# Exercise input
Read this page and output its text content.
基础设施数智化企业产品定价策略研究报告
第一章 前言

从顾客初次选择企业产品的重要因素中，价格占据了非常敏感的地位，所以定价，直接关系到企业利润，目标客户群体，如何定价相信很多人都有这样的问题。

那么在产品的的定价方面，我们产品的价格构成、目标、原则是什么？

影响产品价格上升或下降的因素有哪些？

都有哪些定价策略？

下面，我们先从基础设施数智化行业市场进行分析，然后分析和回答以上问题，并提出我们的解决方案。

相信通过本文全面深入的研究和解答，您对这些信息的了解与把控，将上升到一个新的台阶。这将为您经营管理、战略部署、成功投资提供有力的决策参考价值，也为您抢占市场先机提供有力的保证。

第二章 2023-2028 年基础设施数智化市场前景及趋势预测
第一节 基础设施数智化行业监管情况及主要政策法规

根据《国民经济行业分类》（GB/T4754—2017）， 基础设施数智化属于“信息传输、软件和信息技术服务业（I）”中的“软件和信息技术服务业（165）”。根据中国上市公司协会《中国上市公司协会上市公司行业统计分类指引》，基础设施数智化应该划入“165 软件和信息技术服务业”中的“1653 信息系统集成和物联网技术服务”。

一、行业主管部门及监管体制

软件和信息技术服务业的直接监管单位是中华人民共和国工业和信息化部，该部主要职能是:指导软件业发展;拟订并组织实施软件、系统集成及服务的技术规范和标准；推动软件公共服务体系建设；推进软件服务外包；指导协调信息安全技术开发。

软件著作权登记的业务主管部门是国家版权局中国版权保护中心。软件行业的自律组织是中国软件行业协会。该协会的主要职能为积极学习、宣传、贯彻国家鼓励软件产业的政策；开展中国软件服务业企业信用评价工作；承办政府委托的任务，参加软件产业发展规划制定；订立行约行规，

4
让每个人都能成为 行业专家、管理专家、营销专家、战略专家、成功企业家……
---
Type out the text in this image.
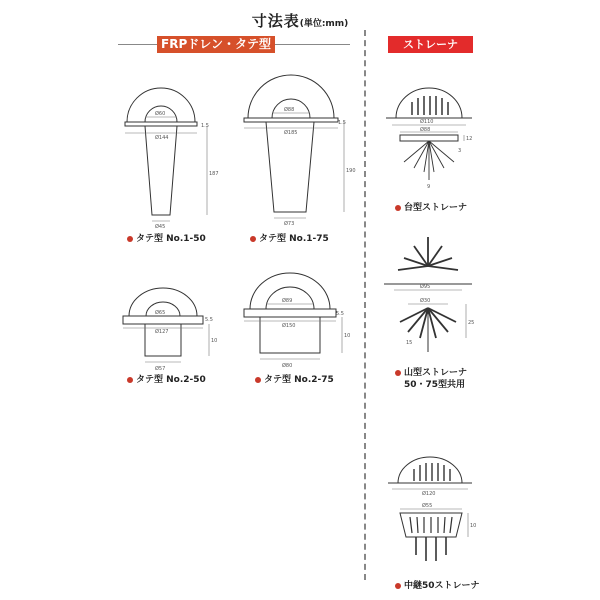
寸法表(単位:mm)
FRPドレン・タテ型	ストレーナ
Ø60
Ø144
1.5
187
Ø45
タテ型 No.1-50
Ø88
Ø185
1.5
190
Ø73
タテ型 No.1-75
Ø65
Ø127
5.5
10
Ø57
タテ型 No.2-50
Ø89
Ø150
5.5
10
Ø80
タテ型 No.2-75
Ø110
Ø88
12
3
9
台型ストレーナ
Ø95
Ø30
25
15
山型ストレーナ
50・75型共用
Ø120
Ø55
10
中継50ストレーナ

# Task to carry out
Find each line that has the word "text", then copy it out.

# Full response
Read this page and output its text content.
Type out the text in this image.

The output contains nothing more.